SOURCE RECORDS —
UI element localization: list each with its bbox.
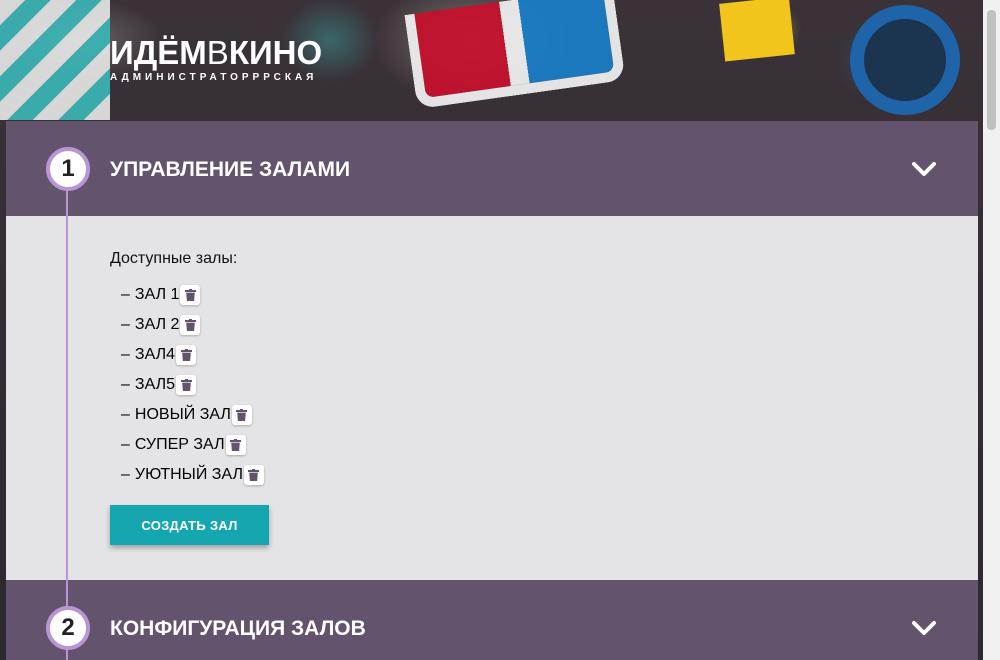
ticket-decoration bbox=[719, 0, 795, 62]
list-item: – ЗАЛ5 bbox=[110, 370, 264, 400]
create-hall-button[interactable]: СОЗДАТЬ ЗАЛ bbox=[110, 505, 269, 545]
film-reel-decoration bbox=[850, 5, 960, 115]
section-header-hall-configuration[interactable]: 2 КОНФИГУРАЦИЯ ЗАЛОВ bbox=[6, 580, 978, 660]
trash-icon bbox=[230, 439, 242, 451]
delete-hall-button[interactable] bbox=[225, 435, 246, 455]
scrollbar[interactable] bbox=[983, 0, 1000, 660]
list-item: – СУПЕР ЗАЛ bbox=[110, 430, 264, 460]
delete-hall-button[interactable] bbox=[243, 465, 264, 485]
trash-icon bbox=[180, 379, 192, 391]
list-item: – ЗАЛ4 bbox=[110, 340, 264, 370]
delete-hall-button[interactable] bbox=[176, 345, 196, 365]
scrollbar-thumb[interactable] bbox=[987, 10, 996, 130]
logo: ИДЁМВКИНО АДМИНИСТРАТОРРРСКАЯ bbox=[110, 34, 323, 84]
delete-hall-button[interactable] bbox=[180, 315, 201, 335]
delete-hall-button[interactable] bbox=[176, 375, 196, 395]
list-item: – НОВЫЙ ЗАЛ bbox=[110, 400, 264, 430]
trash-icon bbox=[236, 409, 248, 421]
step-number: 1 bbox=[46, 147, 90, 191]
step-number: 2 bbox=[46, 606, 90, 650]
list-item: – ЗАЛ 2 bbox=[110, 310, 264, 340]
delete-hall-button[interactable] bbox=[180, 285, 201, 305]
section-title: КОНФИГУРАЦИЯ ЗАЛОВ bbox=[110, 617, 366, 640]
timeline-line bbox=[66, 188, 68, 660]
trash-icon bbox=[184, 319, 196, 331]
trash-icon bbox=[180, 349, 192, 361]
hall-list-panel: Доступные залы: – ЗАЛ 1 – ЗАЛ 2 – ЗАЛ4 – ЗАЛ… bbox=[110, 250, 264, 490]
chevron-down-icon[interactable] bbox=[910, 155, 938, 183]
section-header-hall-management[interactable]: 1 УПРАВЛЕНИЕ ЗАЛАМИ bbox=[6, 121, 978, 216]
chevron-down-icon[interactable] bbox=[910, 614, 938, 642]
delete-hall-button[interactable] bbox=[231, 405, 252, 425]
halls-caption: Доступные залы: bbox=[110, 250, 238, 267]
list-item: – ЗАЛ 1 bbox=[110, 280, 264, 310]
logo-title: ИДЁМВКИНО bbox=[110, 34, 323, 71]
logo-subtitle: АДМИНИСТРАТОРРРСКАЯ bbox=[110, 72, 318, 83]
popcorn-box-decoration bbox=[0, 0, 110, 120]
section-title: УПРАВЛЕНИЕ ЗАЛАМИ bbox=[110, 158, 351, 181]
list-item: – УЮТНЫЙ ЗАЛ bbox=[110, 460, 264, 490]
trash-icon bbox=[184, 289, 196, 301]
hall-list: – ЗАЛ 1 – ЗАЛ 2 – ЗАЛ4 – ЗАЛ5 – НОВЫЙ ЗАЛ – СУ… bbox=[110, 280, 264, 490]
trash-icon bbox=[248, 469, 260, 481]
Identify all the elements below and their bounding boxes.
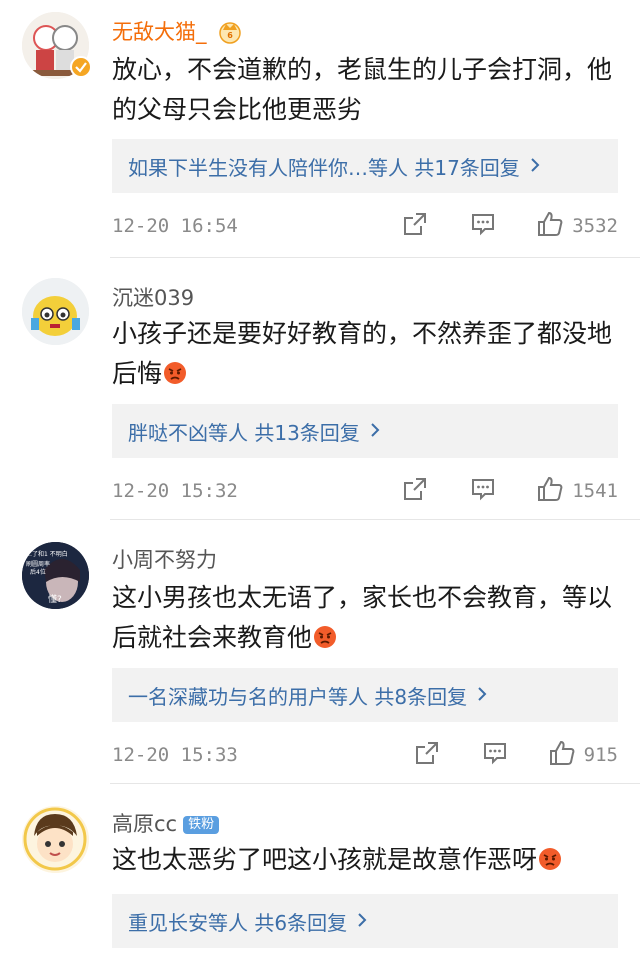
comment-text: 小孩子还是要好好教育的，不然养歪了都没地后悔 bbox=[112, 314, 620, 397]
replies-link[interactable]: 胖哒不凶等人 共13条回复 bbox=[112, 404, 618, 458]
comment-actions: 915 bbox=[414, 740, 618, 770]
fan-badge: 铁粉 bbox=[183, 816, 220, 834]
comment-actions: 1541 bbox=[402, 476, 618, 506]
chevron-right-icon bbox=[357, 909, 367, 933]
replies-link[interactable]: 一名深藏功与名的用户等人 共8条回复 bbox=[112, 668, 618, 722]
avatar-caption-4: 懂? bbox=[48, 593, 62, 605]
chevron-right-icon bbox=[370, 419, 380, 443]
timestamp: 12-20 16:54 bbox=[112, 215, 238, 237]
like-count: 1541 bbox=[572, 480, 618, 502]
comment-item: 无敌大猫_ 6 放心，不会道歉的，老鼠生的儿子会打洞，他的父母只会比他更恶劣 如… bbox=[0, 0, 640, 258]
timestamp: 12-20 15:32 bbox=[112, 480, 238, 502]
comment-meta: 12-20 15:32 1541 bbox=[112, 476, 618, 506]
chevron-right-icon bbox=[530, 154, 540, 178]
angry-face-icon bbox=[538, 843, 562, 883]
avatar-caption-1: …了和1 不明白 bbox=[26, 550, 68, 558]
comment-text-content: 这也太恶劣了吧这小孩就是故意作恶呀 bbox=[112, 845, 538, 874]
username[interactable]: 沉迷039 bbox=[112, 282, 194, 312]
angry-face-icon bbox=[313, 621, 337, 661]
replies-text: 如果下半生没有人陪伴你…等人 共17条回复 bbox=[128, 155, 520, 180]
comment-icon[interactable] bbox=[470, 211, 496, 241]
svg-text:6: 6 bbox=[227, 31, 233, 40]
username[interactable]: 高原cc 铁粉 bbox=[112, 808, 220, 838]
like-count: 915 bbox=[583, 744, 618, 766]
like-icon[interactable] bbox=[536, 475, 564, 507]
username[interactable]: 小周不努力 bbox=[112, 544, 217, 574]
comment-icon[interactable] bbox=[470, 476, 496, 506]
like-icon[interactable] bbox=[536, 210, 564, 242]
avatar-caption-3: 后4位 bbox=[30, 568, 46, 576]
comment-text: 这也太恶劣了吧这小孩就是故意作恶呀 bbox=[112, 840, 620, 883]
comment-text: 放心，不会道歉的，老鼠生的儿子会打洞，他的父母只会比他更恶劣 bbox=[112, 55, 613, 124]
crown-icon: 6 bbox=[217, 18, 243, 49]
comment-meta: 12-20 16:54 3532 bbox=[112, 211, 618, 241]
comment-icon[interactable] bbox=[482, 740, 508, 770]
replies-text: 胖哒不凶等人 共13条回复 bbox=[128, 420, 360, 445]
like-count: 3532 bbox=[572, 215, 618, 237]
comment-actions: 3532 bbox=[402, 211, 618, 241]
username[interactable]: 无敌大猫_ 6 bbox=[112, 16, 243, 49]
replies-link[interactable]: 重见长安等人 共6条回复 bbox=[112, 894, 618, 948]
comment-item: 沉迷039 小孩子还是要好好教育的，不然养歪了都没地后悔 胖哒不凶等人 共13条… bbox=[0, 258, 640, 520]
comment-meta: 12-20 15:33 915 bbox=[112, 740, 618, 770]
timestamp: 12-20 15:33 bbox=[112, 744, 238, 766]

THE TASK —
Rewrite every one of the lines above, changing "trash-icon" to "bin-icon" wherever it appears and leaving everything else unchanged. Leave the pictures out of your answer.

RESPONSE —
UI element localization: list each with its bbox.
ticket-decoration bbox=[719, 0, 795, 62]
list-item: – ЗАЛ5 bbox=[110, 370, 264, 400]
create-hall-button[interactable]: СОЗДАТЬ ЗАЛ bbox=[110, 505, 269, 545]
film-reel-decoration bbox=[850, 5, 960, 115]
section-header-hall-configuration[interactable]: 2 КОНФИГУРАЦИЯ ЗАЛОВ bbox=[6, 580, 978, 660]
bin-icon bbox=[230, 439, 242, 451]
delete-hall-button[interactable] bbox=[225, 435, 246, 455]
scrollbar[interactable] bbox=[983, 0, 1000, 660]
list-item: – СУПЕР ЗАЛ bbox=[110, 430, 264, 460]
delete-hall-button[interactable] bbox=[243, 465, 264, 485]
bin-icon bbox=[180, 379, 192, 391]
list-item: – ЗАЛ4 bbox=[110, 340, 264, 370]
delete-hall-button[interactable] bbox=[176, 345, 196, 365]
scrollbar-thumb[interactable] bbox=[987, 10, 996, 130]
logo: ИДЁМВКИНО АДМИНИСТРАТОРРРСКАЯ bbox=[110, 34, 323, 84]
delete-hall-button[interactable] bbox=[180, 315, 201, 335]
delete-hall-button[interactable] bbox=[176, 375, 196, 395]
list-item: – НОВЫЙ ЗАЛ bbox=[110, 400, 264, 430]
bin-icon bbox=[236, 409, 248, 421]
step-number: 1 bbox=[46, 147, 90, 191]
step-number: 2 bbox=[46, 606, 90, 650]
list-item: – ЗАЛ 2 bbox=[110, 310, 264, 340]
delete-hall-button[interactable] bbox=[180, 285, 201, 305]
section-title: КОНФИГУРАЦИЯ ЗАЛОВ bbox=[110, 617, 366, 640]
timeline-line bbox=[66, 188, 68, 660]
bin-icon bbox=[184, 319, 196, 331]
bin-icon bbox=[180, 349, 192, 361]
hall-list-panel: Доступные залы: – ЗАЛ 1 – ЗАЛ 2 – ЗАЛ4 – ЗАЛ… bbox=[110, 250, 264, 490]
chevron-down-icon[interactable] bbox=[910, 155, 938, 183]
section-header-hall-management[interactable]: 1 УПРАВЛЕНИЕ ЗАЛАМИ bbox=[6, 121, 978, 216]
chevron-down-icon[interactable] bbox=[910, 614, 938, 642]
delete-hall-button[interactable] bbox=[231, 405, 252, 425]
halls-caption: Доступные залы: bbox=[110, 250, 238, 267]
list-item: – ЗАЛ 1 bbox=[110, 280, 264, 310]
logo-title: ИДЁМВКИНО bbox=[110, 34, 323, 71]
logo-subtitle: АДМИНИСТРАТОРРРСКАЯ bbox=[110, 72, 318, 83]
popcorn-box-decoration bbox=[0, 0, 110, 120]
section-title: УПРАВЛЕНИЕ ЗАЛАМИ bbox=[110, 158, 351, 181]
list-item: – УЮТНЫЙ ЗАЛ bbox=[110, 460, 264, 490]
bin-icon bbox=[184, 289, 196, 301]
hall-list: – ЗАЛ 1 – ЗАЛ 2 – ЗАЛ4 – ЗАЛ5 – НОВЫЙ ЗАЛ – СУ… bbox=[110, 280, 264, 490]
bin-icon bbox=[248, 469, 260, 481]
Identify all the elements below and their bounding boxes.
comment-text: 小孩子还是要好好教育的，不然养歪了都没地后悔 bbox=[112, 314, 620, 397]
replies-link[interactable]: 胖哒不凶等人 共13条回复 bbox=[112, 404, 618, 458]
comment-actions: 915 bbox=[414, 740, 618, 770]
fan-badge: 铁粉 bbox=[183, 816, 220, 834]
comment-actions: 1541 bbox=[402, 476, 618, 506]
chevron-right-icon bbox=[357, 909, 367, 933]
replies-link[interactable]: 一名深藏功与名的用户等人 共8条回复 bbox=[112, 668, 618, 722]
avatar-caption-4: 懂? bbox=[48, 593, 62, 605]
chevron-right-icon bbox=[370, 419, 380, 443]
timestamp: 12-20 16:54 bbox=[112, 215, 238, 237]
like-count: 1541 bbox=[572, 480, 618, 502]
comment-item: 无敌大猫_ 6 放心，不会道歉的，老鼠生的儿子会打洞，他的父母只会比他更恶劣 如… bbox=[0, 0, 640, 258]
timestamp: 12-20 15:32 bbox=[112, 480, 238, 502]
comment-meta: 12-20 15:32 1541 bbox=[112, 476, 618, 506]
chevron-right-icon bbox=[530, 154, 540, 178]
angry-face-icon bbox=[538, 843, 562, 883]
avatar-caption-1: …了和1 不明白 bbox=[26, 550, 68, 558]
comment-text-content: 这也太恶劣了吧这小孩就是故意作恶呀 bbox=[112, 845, 538, 874]
username[interactable]: 沉迷039 bbox=[112, 282, 194, 312]
angry-face-icon bbox=[313, 621, 337, 661]
replies-text: 如果下半生没有人陪伴你…等人 共17条回复 bbox=[128, 155, 520, 180]
comment-icon[interactable] bbox=[470, 211, 496, 241]
svg-text:6: 6 bbox=[227, 31, 233, 40]
username[interactable]: 高原cc 铁粉 bbox=[112, 808, 220, 838]
like-count: 915 bbox=[583, 744, 618, 766]
like-icon[interactable] bbox=[536, 475, 564, 507]
username[interactable]: 小周不努力 bbox=[112, 544, 217, 574]
comment-icon[interactable] bbox=[470, 476, 496, 506]
like-icon[interactable] bbox=[536, 210, 564, 242]
avatar-caption-3: 后4位 bbox=[30, 568, 46, 576]
comment-text: 这也太恶劣了吧这小孩就是故意作恶呀 bbox=[112, 840, 620, 883]
comment-text: 放心，不会道歉的，老鼠生的儿子会打洞，他的父母只会比他更恶劣 bbox=[112, 55, 613, 124]
crown-icon: 6 bbox=[217, 18, 243, 49]
comment-meta: 12-20 16:54 3532 bbox=[112, 211, 618, 241]
comment-icon[interactable] bbox=[482, 740, 508, 770]
replies-text: 胖哒不凶等人 共13条回复 bbox=[128, 420, 360, 445]
like-count: 3532 bbox=[572, 215, 618, 237]
comment-actions: 3532 bbox=[402, 211, 618, 241]
username[interactable]: 无敌大猫_ 6 bbox=[112, 16, 243, 49]
replies-link[interactable]: 重见长安等人 共6条回复 bbox=[112, 894, 618, 948]
comment-item: 沉迷039 小孩子还是要好好教育的，不然养歪了都没地后悔 胖哒不凶等人 共13条… bbox=[0, 258, 640, 520]
comment-meta: 12-20 15:33 915 bbox=[112, 740, 618, 770]
timestamp: 12-20 15:33 bbox=[112, 744, 238, 766]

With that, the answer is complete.